[Collected data entries]
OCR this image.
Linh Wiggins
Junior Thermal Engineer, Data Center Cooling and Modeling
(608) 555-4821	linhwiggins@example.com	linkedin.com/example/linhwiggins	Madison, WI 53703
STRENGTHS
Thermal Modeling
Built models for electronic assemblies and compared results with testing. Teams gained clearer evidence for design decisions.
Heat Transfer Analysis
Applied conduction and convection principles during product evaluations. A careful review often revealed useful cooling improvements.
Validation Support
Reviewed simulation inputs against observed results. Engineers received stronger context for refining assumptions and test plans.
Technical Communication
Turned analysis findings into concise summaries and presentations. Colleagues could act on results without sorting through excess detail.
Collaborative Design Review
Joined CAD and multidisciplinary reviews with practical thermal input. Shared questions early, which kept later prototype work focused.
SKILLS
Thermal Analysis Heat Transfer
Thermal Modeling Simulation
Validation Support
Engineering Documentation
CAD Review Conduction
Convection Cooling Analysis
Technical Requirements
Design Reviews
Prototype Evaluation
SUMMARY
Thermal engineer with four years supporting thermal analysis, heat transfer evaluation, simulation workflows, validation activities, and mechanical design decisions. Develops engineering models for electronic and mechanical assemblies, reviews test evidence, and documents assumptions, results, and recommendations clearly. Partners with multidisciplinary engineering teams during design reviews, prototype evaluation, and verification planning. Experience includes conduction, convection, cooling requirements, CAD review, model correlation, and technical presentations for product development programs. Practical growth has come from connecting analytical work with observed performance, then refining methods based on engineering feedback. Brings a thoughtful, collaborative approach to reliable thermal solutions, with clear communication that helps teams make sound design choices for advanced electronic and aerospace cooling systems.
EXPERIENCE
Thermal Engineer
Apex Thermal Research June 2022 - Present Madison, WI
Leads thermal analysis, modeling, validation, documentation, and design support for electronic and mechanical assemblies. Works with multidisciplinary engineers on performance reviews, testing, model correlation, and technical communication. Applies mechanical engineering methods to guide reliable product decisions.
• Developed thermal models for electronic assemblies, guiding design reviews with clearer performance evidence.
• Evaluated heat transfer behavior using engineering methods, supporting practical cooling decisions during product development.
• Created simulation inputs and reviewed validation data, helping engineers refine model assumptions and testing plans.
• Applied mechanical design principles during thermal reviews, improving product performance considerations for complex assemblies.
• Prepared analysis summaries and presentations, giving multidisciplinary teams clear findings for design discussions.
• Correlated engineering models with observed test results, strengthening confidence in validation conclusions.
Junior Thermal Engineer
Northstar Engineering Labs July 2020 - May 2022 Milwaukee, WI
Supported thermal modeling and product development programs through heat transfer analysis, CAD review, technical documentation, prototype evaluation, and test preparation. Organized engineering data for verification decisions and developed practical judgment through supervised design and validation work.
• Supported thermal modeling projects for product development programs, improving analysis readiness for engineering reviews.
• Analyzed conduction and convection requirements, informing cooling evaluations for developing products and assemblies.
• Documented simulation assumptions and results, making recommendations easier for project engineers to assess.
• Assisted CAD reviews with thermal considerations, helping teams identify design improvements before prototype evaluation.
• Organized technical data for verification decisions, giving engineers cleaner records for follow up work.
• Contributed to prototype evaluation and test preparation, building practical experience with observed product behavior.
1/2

▶ [Task prompt] Repeat the listing exactly, from its first line to its last.

▶ [Reply]
OCR this image.
Linh Wiggins
Junior Thermal Engineer, Data Center Cooling and Modeling
(608) 555-4821	linhwiggins@example.com	linkedin.com/example/linhwiggins	Madison, WI 53703
STRENGTHS
Thermal Modeling
Built models for electronic assemblies and compared results with testing. Teams gained clearer evidence for design decisions.
Heat Transfer Analysis
Applied conduction and convection principles during product evaluations. A careful review often revealed useful cooling improvements.
Validation Support
Reviewed simulation inputs against observed results. Engineers received stronger context for refining assumptions and test plans.
Technical Communication
Turned analysis findings into concise summaries and presentations. Colleagues could act on results without sorting through excess detail.
Collaborative Design Review
Joined CAD and multidisciplinary reviews with practical thermal input. Shared questions early, which kept later prototype work focused.
SKILLS
Thermal Analysis Heat Transfer
Thermal Modeling Simulation
Validation Support
Engineering Documentation
CAD Review Conduction
Convection Cooling Analysis
Technical Requirements
Design Reviews
Prototype Evaluation
SUMMARY
Thermal engineer with four years supporting thermal analysis, heat transfer evaluation, simulation workflows, validation activities, and mechanical design decisions. Develops engineering models for electronic and mechanical assemblies, reviews test evidence, and documents assumptions, results, and recommendations clearly. Partners with multidisciplinary engineering teams during design reviews, prototype evaluation, and verification planning. Experience includes conduction, convection, cooling requirements, CAD review, model correlation, and technical presentations for product development programs. Practical growth has come from connecting analytical work with observed performance, then refining methods based on engineering feedback. Brings a thoughtful, collaborative approach to reliable thermal solutions, with clear communication that helps teams make sound design choices for advanced electronic and aerospace cooling systems.
EXPERIENCE
Thermal Engineer
Apex Thermal Research June 2022 - Present Madison, WI
Leads thermal analysis, modeling, validation, documentation, and design support for electronic and mechanical assemblies. Works with multidisciplinary engineers on performance reviews, testing, model correlation, and technical communication. Applies mechanical engineering methods to guide reliable product decisions.
• Developed thermal models for electronic assemblies, guiding design reviews with clearer performance evidence.
• Evaluated heat transfer behavior using engineering methods, supporting practical cooling decisions during product development.
• Created simulation inputs and reviewed validation data, helping engineers refine model assumptions and testing plans.
• Applied mechanical design principles during thermal reviews, improving product performance considerations for complex assemblies.
• Prepared analysis summaries and presentations, giving multidisciplinary teams clear findings for design discussions.
• Correlated engineering models with observed test results, strengthening confidence in validation conclusions.
Junior Thermal Engineer
Northstar Engineering Labs July 2020 - May 2022 Milwaukee, WI
Supported thermal modeling and product development programs through heat transfer analysis, CAD review, technical documentation, prototype evaluation, and test preparation. Organized engineering data for verification decisions and developed practical judgment through supervised design and validation work.
• Supported thermal modeling projects for product development programs, improving analysis readiness for engineering reviews.
• Analyzed conduction and convection requirements, informing cooling evaluations for developing products and assemblies.
• Documented simulation assumptions and results, making recommendations easier for project engineers to assess.
• Assisted CAD reviews with thermal considerations, helping teams identify design improvements before prototype evaluation.
• Organized technical data for verification decisions, giving engineers cleaner records for follow up work.
• Contributed to prototype evaluation and test preparation, building practical experience with observed product behavior.
1/2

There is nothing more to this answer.